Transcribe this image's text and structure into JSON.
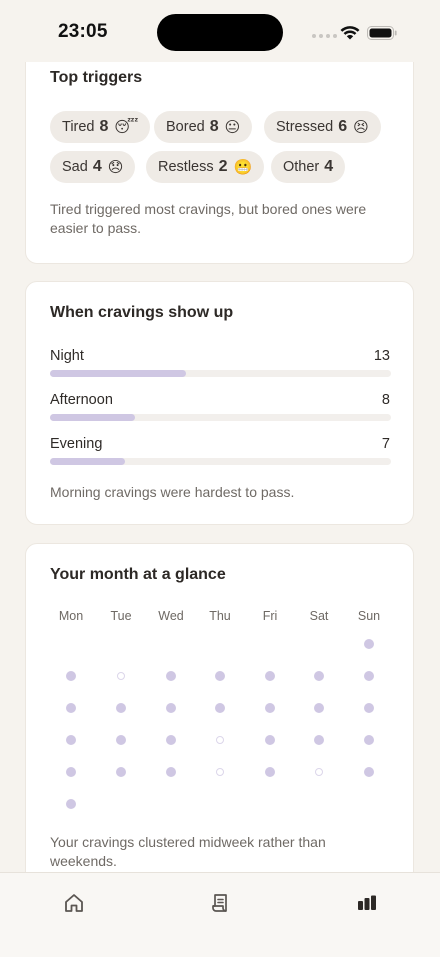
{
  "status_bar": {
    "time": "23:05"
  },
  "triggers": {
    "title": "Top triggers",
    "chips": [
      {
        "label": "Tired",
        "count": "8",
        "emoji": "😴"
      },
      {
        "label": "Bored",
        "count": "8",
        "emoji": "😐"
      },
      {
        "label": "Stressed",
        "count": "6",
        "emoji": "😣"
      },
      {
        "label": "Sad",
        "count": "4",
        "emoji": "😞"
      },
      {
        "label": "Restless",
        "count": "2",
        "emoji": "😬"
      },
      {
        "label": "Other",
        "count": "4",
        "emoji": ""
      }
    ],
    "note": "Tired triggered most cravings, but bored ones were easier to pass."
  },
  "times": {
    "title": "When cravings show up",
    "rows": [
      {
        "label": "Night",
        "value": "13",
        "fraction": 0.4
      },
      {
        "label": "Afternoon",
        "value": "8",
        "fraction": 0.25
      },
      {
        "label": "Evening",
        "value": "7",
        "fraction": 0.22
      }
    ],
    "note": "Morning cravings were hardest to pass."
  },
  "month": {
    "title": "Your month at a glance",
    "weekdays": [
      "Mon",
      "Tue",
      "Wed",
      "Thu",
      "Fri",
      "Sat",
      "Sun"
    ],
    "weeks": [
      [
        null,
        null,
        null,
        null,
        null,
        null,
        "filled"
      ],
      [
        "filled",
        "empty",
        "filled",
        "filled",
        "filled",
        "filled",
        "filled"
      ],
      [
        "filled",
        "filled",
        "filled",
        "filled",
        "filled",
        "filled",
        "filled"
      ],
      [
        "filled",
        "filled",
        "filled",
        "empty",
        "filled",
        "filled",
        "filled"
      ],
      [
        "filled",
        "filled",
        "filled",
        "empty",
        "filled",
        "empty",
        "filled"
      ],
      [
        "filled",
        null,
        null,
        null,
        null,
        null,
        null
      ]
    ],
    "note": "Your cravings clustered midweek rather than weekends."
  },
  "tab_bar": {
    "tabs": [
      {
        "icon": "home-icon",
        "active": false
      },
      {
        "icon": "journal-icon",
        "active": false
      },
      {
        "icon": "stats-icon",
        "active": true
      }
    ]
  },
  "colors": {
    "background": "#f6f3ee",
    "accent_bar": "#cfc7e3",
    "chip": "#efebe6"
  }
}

TASK DESCRIPTION » Across the records, count the lines holding the string "fraction". Give the number and stop.

CORRECT RESULT » 3